Task =>
Print the records below exactly as they appear.

— Begin Data to use —

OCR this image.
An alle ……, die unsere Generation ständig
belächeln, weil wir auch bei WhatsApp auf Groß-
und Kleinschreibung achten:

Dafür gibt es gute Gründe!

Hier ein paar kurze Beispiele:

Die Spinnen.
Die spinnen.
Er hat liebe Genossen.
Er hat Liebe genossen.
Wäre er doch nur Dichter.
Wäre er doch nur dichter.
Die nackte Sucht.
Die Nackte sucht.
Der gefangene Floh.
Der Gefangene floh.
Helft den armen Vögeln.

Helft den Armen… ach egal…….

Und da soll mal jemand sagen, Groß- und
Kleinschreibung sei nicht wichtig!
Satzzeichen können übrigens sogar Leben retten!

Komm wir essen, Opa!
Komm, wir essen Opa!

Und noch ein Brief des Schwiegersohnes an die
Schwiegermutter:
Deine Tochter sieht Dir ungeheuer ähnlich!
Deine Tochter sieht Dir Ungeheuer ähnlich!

— End Data to use —

Completed exercise =>
OCR this image.
An alle ……, die unsere Generation ständig
belächeln, weil wir auch bei WhatsApp auf Groß-
und Kleinschreibung achten:

Dafür gibt es gute Gründe!

Hier ein paar kurze Beispiele:

Die Spinnen.
Die spinnen.
Er hat liebe Genossen.
Er hat Liebe genossen.
Wäre er doch nur Dichter.
Wäre er doch nur dichter.
Die nackte Sucht.
Die Nackte sucht.
Der gefangene Floh.
Der Gefangene floh.
Helft den armen Vögeln.

Helft den Armen… ach egal…….

Und da soll mal jemand sagen, Groß- und
Kleinschreibung sei nicht wichtig!
Satzzeichen können übrigens sogar Leben retten!

Komm wir essen, Opa!
Komm, wir essen Opa!

Und noch ein Brief des Schwiegersohnes an die
Schwiegermutter:
Deine Tochter sieht Dir ungeheuer ähnlich!
Deine Tochter sieht Dir Ungeheuer ähnlich!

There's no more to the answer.